◆ **Problem statement**: Copy each line of the listing below exactly.

◆ **Entries provided**:

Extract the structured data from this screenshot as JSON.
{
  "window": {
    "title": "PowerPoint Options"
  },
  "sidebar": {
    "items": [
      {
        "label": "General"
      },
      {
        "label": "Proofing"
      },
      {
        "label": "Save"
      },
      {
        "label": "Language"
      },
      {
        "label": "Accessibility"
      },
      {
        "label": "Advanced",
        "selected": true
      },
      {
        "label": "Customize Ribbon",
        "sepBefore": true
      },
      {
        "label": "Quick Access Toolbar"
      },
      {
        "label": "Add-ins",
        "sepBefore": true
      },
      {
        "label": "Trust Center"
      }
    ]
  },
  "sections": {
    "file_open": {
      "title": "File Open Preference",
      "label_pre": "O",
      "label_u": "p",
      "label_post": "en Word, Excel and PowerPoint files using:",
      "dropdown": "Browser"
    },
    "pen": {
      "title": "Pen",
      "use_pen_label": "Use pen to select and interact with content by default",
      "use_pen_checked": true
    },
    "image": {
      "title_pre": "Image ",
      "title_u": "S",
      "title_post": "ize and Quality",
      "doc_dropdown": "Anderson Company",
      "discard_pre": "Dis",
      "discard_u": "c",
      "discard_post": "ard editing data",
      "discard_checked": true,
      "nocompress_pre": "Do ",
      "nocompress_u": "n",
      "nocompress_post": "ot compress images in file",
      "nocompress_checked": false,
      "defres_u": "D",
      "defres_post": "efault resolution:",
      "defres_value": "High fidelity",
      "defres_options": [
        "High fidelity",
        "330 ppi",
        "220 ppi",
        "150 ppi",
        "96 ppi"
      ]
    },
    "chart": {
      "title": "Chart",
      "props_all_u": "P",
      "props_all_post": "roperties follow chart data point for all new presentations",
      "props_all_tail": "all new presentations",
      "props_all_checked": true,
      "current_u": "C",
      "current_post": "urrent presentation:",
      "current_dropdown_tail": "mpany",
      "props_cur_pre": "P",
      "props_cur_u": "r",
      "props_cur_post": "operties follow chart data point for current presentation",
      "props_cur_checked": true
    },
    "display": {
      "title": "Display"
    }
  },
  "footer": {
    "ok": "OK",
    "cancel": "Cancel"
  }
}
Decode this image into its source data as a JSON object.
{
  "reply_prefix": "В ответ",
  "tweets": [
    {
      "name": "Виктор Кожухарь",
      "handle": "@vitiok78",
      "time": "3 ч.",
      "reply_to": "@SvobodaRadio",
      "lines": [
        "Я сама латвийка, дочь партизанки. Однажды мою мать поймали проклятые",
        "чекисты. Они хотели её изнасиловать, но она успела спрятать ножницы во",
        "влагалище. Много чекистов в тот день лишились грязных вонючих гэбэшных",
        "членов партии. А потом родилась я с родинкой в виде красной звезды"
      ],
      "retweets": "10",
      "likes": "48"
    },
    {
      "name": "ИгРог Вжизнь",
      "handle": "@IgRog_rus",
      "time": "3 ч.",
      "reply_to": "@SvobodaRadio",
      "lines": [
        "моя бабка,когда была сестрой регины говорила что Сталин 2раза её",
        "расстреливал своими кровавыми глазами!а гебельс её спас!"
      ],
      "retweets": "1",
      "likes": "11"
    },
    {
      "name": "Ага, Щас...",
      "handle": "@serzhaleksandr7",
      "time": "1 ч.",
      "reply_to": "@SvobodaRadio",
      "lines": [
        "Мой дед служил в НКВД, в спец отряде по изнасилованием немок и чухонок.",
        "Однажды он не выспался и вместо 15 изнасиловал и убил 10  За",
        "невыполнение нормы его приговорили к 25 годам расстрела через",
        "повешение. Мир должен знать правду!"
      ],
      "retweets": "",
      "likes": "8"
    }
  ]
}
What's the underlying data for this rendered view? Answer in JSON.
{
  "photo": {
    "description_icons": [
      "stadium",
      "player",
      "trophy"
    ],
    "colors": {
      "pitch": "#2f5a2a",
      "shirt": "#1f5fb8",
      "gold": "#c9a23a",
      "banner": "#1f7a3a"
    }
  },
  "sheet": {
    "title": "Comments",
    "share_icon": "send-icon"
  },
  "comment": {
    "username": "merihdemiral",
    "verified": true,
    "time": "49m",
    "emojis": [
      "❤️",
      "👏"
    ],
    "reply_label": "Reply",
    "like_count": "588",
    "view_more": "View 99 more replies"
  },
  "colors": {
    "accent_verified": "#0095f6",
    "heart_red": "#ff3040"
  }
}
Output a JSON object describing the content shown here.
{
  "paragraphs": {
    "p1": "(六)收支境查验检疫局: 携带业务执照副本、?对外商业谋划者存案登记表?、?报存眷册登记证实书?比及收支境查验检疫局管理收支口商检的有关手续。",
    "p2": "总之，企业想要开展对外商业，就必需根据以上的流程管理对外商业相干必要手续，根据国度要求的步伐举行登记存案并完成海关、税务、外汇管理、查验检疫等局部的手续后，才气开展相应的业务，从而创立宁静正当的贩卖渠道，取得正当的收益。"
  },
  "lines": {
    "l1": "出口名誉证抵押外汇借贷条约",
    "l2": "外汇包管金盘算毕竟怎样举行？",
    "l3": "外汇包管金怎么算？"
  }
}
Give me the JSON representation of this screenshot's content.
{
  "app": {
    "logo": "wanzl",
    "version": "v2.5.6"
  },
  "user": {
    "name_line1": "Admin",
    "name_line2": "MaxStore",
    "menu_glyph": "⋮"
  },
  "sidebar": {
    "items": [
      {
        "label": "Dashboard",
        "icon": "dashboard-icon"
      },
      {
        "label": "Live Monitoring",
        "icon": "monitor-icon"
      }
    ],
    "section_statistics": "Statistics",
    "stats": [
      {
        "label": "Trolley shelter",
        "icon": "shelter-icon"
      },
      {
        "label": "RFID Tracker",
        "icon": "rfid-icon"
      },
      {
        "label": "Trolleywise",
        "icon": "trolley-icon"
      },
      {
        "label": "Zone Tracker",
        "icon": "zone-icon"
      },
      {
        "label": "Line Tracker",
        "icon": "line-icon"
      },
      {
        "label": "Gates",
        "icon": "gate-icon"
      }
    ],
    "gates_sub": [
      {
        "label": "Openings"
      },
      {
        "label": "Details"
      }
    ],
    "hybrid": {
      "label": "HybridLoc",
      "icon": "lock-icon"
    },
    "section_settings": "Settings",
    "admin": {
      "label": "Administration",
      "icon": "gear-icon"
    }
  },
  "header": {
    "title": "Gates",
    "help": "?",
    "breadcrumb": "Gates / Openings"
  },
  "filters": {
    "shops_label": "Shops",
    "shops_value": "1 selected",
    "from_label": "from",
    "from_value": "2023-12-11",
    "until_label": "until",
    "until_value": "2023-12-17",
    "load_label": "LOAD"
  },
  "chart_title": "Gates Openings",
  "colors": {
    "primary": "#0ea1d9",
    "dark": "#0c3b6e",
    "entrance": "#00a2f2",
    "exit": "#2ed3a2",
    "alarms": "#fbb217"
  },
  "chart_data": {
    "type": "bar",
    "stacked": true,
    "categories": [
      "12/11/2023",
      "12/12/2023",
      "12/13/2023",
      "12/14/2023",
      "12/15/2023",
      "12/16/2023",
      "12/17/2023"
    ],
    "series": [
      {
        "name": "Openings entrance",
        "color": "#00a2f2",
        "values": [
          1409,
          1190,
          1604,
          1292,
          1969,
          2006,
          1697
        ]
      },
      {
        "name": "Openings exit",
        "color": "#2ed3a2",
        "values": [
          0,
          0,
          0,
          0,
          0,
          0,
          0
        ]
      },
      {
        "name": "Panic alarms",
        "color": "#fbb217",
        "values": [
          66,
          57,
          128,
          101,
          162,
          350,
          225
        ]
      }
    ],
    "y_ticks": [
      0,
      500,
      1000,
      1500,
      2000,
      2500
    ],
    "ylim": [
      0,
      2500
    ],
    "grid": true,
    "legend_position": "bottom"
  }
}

◆ **The completed task**:
Extract the structured data from this screenshot as JSON.
{
  "window": {
    "title": "PowerPoint Options"
  },
  "sidebar": {
    "items": [
      {
        "label": "General"
      },
      {
        "label": "Proofing"
      },
      {
        "label": "Save"
      },
      {
        "label": "Language"
      },
      {
        "label": "Accessibility"
      },
      {
        "label": "Advanced",
        "selected": true
      },
      {
        "label": "Customize Ribbon",
        "sepBefore": true
      },
      {
        "label": "Quick Access Toolbar"
      },
      {
        "label": "Add-ins",
        "sepBefore": true
      },
      {
        "label": "Trust Center"
      }
    ]
  },
  "sections": {
    "file_open": {
      "title": "File Open Preference",
      "label_pre": "O",
      "label_u": "p",
      "label_post": "en Word, Excel and PowerPoint files using:",
      "dropdown": "Browser"
    },
    "pen": {
      "title": "Pen",
      "use_pen_label": "Use pen to select and interact with content by default",
      "use_pen_checked": true
    },
    "image": {
      "title_pre": "Image ",
      "title_u": "S",
      "title_post": "ize and Quality",
      "doc_dropdown": "Anderson Company",
      "discard_pre": "Dis",
      "discard_u": "c",
      "discard_post": "ard editing data",
      "discard_checked": true,
      "nocompress_pre": "Do ",
      "nocompress_u": "n",
      "nocompress_post": "ot compress images in file",
      "nocompress_checked": false,
      "defres_u": "D",
      "defres_post": "efault resolution:",
      "defres_value": "High fidelity",
      "defres_options": [
        "High fidelity",
        "330 ppi",
        "220 ppi",
        "150 ppi",
        "96 ppi"
      ]
    },
    "chart": {
      "title": "Chart",
      "props_all_u": "P",
      "props_all_post": "roperties follow chart data point for all new presentations",
      "props_all_tail": "all new presentations",
      "props_all_checked": true,
      "current_u": "C",
      "current_post": "urrent presentation:",
      "current_dropdown_tail": "mpany",
      "props_cur_pre": "P",
      "props_cur_u": "r",
      "props_cur_post": "operties follow chart data point for current presentation",
      "props_cur_checked": true
    },
    "display": {
      "title": "Display"
    }
  },
  "footer": {
    "ok": "OK",
    "cancel": "Cancel"
  }
}
Decode this image into its source data as a JSON object.
{
  "reply_prefix": "В ответ",
  "tweets": [
    {
      "name": "Виктор Кожухарь",
      "handle": "@vitiok78",
      "time": "3 ч.",
      "reply_to": "@SvobodaRadio",
      "lines": [
        "Я сама латвийка, дочь партизанки. Однажды мою мать поймали проклятые",
        "чекисты. Они хотели её изнасиловать, но она успела спрятать ножницы во",
        "влагалище. Много чекистов в тот день лишились грязных вонючих гэбэшных",
        "членов партии. А потом родилась я с родинкой в виде красной звезды"
      ],
      "retweets": "10",
      "likes": "48"
    },
    {
      "name": "ИгРог Вжизнь",
      "handle": "@IgRog_rus",
      "time": "3 ч.",
      "reply_to": "@SvobodaRadio",
      "lines": [
        "моя бабка,когда была сестрой регины говорила что Сталин 2раза её",
        "расстреливал своими кровавыми глазами!а гебельс её спас!"
      ],
      "retweets": "1",
      "likes": "11"
    },
    {
      "name": "Ага, Щас...",
      "handle": "@serzhaleksandr7",
      "time": "1 ч.",
      "reply_to": "@SvobodaRadio",
      "lines": [
        "Мой дед служил в НКВД, в спец отряде по изнасилованием немок и чухонок.",
        "Однажды он не выспался и вместо 15 изнасиловал и убил 10  За",
        "невыполнение нормы его приговорили к 25 годам расстрела через",
        "повешение. Мир должен знать правду!"
      ],
      "retweets": "",
      "likes": "8"
    }
  ]
}
What's the underlying data for this rendered view? Answer in JSON.
{
  "photo": {
    "description_icons": [
      "stadium",
      "player",
      "trophy"
    ],
    "colors": {
      "pitch": "#2f5a2a",
      "shirt": "#1f5fb8",
      "gold": "#c9a23a",
      "banner": "#1f7a3a"
    }
  },
  "sheet": {
    "title": "Comments",
    "share_icon": "send-icon"
  },
  "comment": {
    "username": "merihdemiral",
    "verified": true,
    "time": "49m",
    "emojis": [
      "❤️",
      "👏"
    ],
    "reply_label": "Reply",
    "like_count": "588",
    "view_more": "View 99 more replies"
  },
  "colors": {
    "accent_verified": "#0095f6",
    "heart_red": "#ff3040"
  }
}
Output a JSON object describing the content shown here.
{
  "paragraphs": {
    "p1": "(六)收支境查验检疫局: 携带业务执照副本、?对外商业谋划者存案登记表?、?报存眷册登记证实书?比及收支境查验检疫局管理收支口商检的有关手续。",
    "p2": "总之，企业想要开展对外商业，就必需根据以上的流程管理对外商业相干必要手续，根据国度要求的步伐举行登记存案并完成海关、税务、外汇管理、查验检疫等局部的手续后，才气开展相应的业务，从而创立宁静正当的贩卖渠道，取得正当的收益。"
  },
  "lines": {
    "l1": "出口名誉证抵押外汇借贷条约",
    "l2": "外汇包管金盘算毕竟怎样举行？",
    "l3": "外汇包管金怎么算？"
  }
}
Give me the JSON representation of this screenshot's content.
{
  "app": {
    "logo": "wanzl",
    "version": "v2.5.6"
  },
  "user": {
    "name_line1": "Admin",
    "name_line2": "MaxStore",
    "menu_glyph": "⋮"
  },
  "sidebar": {
    "items": [
      {
        "label": "Dashboard",
        "icon": "dashboard-icon"
      },
      {
        "label": "Live Monitoring",
        "icon": "monitor-icon"
      }
    ],
    "section_statistics": "Statistics",
    "stats": [
      {
        "label": "Trolley shelter",
        "icon": "shelter-icon"
      },
      {
        "label": "RFID Tracker",
        "icon": "rfid-icon"
      },
      {
        "label": "Trolleywise",
        "icon": "trolley-icon"
      },
      {
        "label": "Zone Tracker",
        "icon": "zone-icon"
      },
      {
        "label": "Line Tracker",
        "icon": "line-icon"
      },
      {
        "label": "Gates",
        "icon": "gate-icon"
      }
    ],
    "gates_sub": [
      {
        "label": "Openings"
      },
      {
        "label": "Details"
      }
    ],
    "hybrid": {
      "label": "HybridLoc",
      "icon": "lock-icon"
    },
    "section_settings": "Settings",
    "admin": {
      "label": "Administration",
      "icon": "gear-icon"
    }
  },
  "header": {
    "title": "Gates",
    "help": "?",
    "breadcrumb": "Gates / Openings"
  },
  "filters": {
    "shops_label": "Shops",
    "shops_value": "1 selected",
    "from_label": "from",
    "from_value": "2023-12-11",
    "until_label": "until",
    "until_value": "2023-12-17",
    "load_label": "LOAD"
  },
  "chart_title": "Gates Openings",
  "colors": {
    "primary": "#0ea1d9",
    "dark": "#0c3b6e",
    "entrance": "#00a2f2",
    "exit": "#2ed3a2",
    "alarms": "#fbb217"
  },
  "chart_data": {
    "type": "bar",
    "stacked": true,
    "categories": [
      "12/11/2023",
      "12/12/2023",
      "12/13/2023",
      "12/14/2023",
      "12/15/2023",
      "12/16/2023",
      "12/17/2023"
    ],
    "series": [
      {
        "name": "Openings entrance",
        "color": "#00a2f2",
        "values": [
          1409,
          1190,
          1604,
          1292,
          1969,
          2006,
          1697
        ]
      },
      {
        "name": "Openings exit",
        "color": "#2ed3a2",
        "values": [
          0,
          0,
          0,
          0,
          0,
          0,
          0
        ]
      },
      {
        "name": "Panic alarms",
        "color": "#fbb217",
        "values": [
          66,
          57,
          128,
          101,
          162,
          350,
          225
        ]
      }
    ],
    "y_ticks": [
      0,
      500,
      1000,
      1500,
      2000,
      2500
    ],
    "ylim": [
      0,
      2500
    ],
    "grid": true,
    "legend_position": "bottom"
  }
}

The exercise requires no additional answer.